**MATERIAL PROVIDED:**
^^^^^^^^

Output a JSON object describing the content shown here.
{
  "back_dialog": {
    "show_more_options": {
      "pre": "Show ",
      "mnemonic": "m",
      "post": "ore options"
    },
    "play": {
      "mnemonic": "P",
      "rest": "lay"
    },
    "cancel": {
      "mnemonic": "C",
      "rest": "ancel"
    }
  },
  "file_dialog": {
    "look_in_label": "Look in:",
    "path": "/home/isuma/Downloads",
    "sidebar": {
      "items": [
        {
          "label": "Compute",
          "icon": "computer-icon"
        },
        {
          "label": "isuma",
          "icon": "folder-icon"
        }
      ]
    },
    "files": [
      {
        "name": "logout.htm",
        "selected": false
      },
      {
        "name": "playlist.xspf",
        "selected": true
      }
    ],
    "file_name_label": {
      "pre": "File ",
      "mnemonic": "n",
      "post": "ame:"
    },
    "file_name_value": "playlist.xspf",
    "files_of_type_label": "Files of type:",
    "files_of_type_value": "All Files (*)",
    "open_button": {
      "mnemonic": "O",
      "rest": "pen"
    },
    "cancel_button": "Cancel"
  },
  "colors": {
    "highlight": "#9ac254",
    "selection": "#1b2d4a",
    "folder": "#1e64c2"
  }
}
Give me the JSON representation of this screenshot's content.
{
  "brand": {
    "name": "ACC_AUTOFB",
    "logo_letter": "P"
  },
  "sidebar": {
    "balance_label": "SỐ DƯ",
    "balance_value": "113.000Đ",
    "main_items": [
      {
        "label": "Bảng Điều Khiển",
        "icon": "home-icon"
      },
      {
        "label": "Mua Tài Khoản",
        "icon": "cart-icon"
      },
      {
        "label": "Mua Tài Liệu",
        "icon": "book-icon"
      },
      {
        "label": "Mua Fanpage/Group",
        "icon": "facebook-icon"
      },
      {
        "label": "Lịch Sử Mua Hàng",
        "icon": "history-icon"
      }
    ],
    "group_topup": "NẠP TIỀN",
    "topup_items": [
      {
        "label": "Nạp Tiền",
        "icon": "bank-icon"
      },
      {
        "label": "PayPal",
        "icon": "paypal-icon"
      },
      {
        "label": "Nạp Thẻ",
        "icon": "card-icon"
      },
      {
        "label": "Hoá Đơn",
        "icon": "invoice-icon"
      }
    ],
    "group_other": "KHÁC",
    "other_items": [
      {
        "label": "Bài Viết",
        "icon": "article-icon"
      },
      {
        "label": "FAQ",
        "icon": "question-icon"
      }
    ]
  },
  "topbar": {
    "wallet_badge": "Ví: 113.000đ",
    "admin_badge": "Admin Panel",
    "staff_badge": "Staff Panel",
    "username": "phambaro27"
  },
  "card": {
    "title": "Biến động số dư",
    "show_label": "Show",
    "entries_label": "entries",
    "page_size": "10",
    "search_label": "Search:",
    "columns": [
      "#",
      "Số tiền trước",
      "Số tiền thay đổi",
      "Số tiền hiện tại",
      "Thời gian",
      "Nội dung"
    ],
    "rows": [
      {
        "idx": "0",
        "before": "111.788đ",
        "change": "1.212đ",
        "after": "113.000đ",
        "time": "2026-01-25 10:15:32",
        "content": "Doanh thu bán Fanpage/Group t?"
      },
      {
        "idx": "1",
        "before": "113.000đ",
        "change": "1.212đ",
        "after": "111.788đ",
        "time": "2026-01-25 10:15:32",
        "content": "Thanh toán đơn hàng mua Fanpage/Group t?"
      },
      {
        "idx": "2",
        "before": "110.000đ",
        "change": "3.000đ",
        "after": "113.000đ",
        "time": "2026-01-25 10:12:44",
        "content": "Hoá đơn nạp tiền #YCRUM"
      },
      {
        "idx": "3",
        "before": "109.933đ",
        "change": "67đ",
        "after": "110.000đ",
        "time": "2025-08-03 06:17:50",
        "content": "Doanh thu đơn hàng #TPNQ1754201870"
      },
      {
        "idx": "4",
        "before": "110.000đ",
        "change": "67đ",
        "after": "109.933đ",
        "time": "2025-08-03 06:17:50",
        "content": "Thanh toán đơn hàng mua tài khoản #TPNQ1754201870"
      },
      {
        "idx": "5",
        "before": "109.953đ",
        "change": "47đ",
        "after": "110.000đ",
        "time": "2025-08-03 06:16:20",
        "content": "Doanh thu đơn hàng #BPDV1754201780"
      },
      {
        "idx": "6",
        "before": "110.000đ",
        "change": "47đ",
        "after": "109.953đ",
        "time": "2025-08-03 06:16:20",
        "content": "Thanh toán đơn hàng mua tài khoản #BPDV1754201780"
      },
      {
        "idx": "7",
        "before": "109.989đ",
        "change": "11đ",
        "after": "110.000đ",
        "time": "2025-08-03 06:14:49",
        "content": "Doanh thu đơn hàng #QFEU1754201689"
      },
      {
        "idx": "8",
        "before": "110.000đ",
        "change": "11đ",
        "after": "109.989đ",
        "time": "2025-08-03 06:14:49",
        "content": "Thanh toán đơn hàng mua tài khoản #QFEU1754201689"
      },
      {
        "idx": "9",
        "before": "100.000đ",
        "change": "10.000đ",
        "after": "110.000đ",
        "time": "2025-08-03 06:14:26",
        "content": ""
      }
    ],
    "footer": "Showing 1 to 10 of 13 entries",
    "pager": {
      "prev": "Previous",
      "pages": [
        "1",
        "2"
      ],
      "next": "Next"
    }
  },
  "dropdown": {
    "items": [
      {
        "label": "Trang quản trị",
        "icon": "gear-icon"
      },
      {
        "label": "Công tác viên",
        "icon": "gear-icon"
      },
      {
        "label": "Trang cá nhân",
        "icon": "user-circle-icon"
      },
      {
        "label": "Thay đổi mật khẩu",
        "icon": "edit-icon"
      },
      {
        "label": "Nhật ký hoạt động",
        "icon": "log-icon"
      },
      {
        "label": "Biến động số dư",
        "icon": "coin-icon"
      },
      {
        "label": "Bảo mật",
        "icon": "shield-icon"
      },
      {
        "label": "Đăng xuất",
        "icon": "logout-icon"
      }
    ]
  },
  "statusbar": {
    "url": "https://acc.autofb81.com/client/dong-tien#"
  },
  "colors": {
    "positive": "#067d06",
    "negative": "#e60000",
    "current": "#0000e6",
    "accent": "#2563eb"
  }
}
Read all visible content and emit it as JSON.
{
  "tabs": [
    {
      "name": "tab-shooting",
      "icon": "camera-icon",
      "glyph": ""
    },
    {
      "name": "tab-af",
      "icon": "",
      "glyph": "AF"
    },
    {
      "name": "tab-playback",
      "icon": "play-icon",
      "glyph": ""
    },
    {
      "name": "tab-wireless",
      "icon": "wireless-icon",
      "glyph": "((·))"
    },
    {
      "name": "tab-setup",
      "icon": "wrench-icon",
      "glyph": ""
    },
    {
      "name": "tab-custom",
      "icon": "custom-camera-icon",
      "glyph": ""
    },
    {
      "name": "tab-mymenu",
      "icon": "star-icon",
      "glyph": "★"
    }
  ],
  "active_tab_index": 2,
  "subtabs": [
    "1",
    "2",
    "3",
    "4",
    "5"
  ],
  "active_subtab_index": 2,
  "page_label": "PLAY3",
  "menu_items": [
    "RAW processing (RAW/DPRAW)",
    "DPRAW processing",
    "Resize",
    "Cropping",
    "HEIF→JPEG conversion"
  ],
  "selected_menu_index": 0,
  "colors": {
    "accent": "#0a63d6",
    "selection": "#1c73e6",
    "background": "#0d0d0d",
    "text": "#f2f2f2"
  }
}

^^^^^^^^

**AIM:** Please output every record, keeping each line exact.

**SOLUTION FOR THIS EXERCISE:**
Output a JSON object describing the content shown here.
{
  "back_dialog": {
    "show_more_options": {
      "pre": "Show ",
      "mnemonic": "m",
      "post": "ore options"
    },
    "play": {
      "mnemonic": "P",
      "rest": "lay"
    },
    "cancel": {
      "mnemonic": "C",
      "rest": "ancel"
    }
  },
  "file_dialog": {
    "look_in_label": "Look in:",
    "path": "/home/isuma/Downloads",
    "sidebar": {
      "items": [
        {
          "label": "Compute",
          "icon": "computer-icon"
        },
        {
          "label": "isuma",
          "icon": "folder-icon"
        }
      ]
    },
    "files": [
      {
        "name": "logout.htm",
        "selected": false
      },
      {
        "name": "playlist.xspf",
        "selected": true
      }
    ],
    "file_name_label": {
      "pre": "File ",
      "mnemonic": "n",
      "post": "ame:"
    },
    "file_name_value": "playlist.xspf",
    "files_of_type_label": "Files of type:",
    "files_of_type_value": "All Files (*)",
    "open_button": {
      "mnemonic": "O",
      "rest": "pen"
    },
    "cancel_button": "Cancel"
  },
  "colors": {
    "highlight": "#9ac254",
    "selection": "#1b2d4a",
    "folder": "#1e64c2"
  }
}
Give me the JSON representation of this screenshot's content.
{
  "brand": {
    "name": "ACC_AUTOFB",
    "logo_letter": "P"
  },
  "sidebar": {
    "balance_label": "SỐ DƯ",
    "balance_value": "113.000Đ",
    "main_items": [
      {
        "label": "Bảng Điều Khiển",
        "icon": "home-icon"
      },
      {
        "label": "Mua Tài Khoản",
        "icon": "cart-icon"
      },
      {
        "label": "Mua Tài Liệu",
        "icon": "book-icon"
      },
      {
        "label": "Mua Fanpage/Group",
        "icon": "facebook-icon"
      },
      {
        "label": "Lịch Sử Mua Hàng",
        "icon": "history-icon"
      }
    ],
    "group_topup": "NẠP TIỀN",
    "topup_items": [
      {
        "label": "Nạp Tiền",
        "icon": "bank-icon"
      },
      {
        "label": "PayPal",
        "icon": "paypal-icon"
      },
      {
        "label": "Nạp Thẻ",
        "icon": "card-icon"
      },
      {
        "label": "Hoá Đơn",
        "icon": "invoice-icon"
      }
    ],
    "group_other": "KHÁC",
    "other_items": [
      {
        "label": "Bài Viết",
        "icon": "article-icon"
      },
      {
        "label": "FAQ",
        "icon": "question-icon"
      }
    ]
  },
  "topbar": {
    "wallet_badge": "Ví: 113.000đ",
    "admin_badge": "Admin Panel",
    "staff_badge": "Staff Panel",
    "username": "phambaro27"
  },
  "card": {
    "title": "Biến động số dư",
    "show_label": "Show",
    "entries_label": "entries",
    "page_size": "10",
    "search_label": "Search:",
    "columns": [
      "#",
      "Số tiền trước",
      "Số tiền thay đổi",
      "Số tiền hiện tại",
      "Thời gian",
      "Nội dung"
    ],
    "rows": [
      {
        "idx": "0",
        "before": "111.788đ",
        "change": "1.212đ",
        "after": "113.000đ",
        "time": "2026-01-25 10:15:32",
        "content": "Doanh thu bán Fanpage/Group t?"
      },
      {
        "idx": "1",
        "before": "113.000đ",
        "change": "1.212đ",
        "after": "111.788đ",
        "time": "2026-01-25 10:15:32",
        "content": "Thanh toán đơn hàng mua Fanpage/Group t?"
      },
      {
        "idx": "2",
        "before": "110.000đ",
        "change": "3.000đ",
        "after": "113.000đ",
        "time": "2026-01-25 10:12:44",
        "content": "Hoá đơn nạp tiền #YCRUM"
      },
      {
        "idx": "3",
        "before": "109.933đ",
        "change": "67đ",
        "after": "110.000đ",
        "time": "2025-08-03 06:17:50",
        "content": "Doanh thu đơn hàng #TPNQ1754201870"
      },
      {
        "idx": "4",
        "before": "110.000đ",
        "change": "67đ",
        "after": "109.933đ",
        "time": "2025-08-03 06:17:50",
        "content": "Thanh toán đơn hàng mua tài khoản #TPNQ1754201870"
      },
      {
        "idx": "5",
        "before": "109.953đ",
        "change": "47đ",
        "after": "110.000đ",
        "time": "2025-08-03 06:16:20",
        "content": "Doanh thu đơn hàng #BPDV1754201780"
      },
      {
        "idx": "6",
        "before": "110.000đ",
        "change": "47đ",
        "after": "109.953đ",
        "time": "2025-08-03 06:16:20",
        "content": "Thanh toán đơn hàng mua tài khoản #BPDV1754201780"
      },
      {
        "idx": "7",
        "before": "109.989đ",
        "change": "11đ",
        "after": "110.000đ",
        "time": "2025-08-03 06:14:49",
        "content": "Doanh thu đơn hàng #QFEU1754201689"
      },
      {
        "idx": "8",
        "before": "110.000đ",
        "change": "11đ",
        "after": "109.989đ",
        "time": "2025-08-03 06:14:49",
        "content": "Thanh toán đơn hàng mua tài khoản #QFEU1754201689"
      },
      {
        "idx": "9",
        "before": "100.000đ",
        "change": "10.000đ",
        "after": "110.000đ",
        "time": "2025-08-03 06:14:26",
        "content": ""
      }
    ],
    "footer": "Showing 1 to 10 of 13 entries",
    "pager": {
      "prev": "Previous",
      "pages": [
        "1",
        "2"
      ],
      "next": "Next"
    }
  },
  "dropdown": {
    "items": [
      {
        "label": "Trang quản trị",
        "icon": "gear-icon"
      },
      {
        "label": "Công tác viên",
        "icon": "gear-icon"
      },
      {
        "label": "Trang cá nhân",
        "icon": "user-circle-icon"
      },
      {
        "label": "Thay đổi mật khẩu",
        "icon": "edit-icon"
      },
      {
        "label": "Nhật ký hoạt động",
        "icon": "log-icon"
      },
      {
        "label": "Biến động số dư",
        "icon": "coin-icon"
      },
      {
        "label": "Bảo mật",
        "icon": "shield-icon"
      },
      {
        "label": "Đăng xuất",
        "icon": "logout-icon"
      }
    ]
  },
  "statusbar": {
    "url": "https://acc.autofb81.com/client/dong-tien#"
  },
  "colors": {
    "positive": "#067d06",
    "negative": "#e60000",
    "current": "#0000e6",
    "accent": "#2563eb"
  }
}
Read all visible content and emit it as JSON.
{
  "tabs": [
    {
      "name": "tab-shooting",
      "icon": "camera-icon",
      "glyph": ""
    },
    {
      "name": "tab-af",
      "icon": "",
      "glyph": "AF"
    },
    {
      "name": "tab-playback",
      "icon": "play-icon",
      "glyph": ""
    },
    {
      "name": "tab-wireless",
      "icon": "wireless-icon",
      "glyph": "((·))"
    },
    {
      "name": "tab-setup",
      "icon": "wrench-icon",
      "glyph": ""
    },
    {
      "name": "tab-custom",
      "icon": "custom-camera-icon",
      "glyph": ""
    },
    {
      "name": "tab-mymenu",
      "icon": "star-icon",
      "glyph": "★"
    }
  ],
  "active_tab_index": 2,
  "subtabs": [
    "1",
    "2",
    "3",
    "4",
    "5"
  ],
  "active_subtab_index": 2,
  "page_label": "PLAY3",
  "menu_items": [
    "RAW processing (RAW/DPRAW)",
    "DPRAW processing",
    "Resize",
    "Cropping",
    "HEIF→JPEG conversion"
  ],
  "selected_menu_index": 0,
  "colors": {
    "accent": "#0a63d6",
    "selection": "#1c73e6",
    "background": "#0d0d0d",
    "text": "#f2f2f2"
  }
}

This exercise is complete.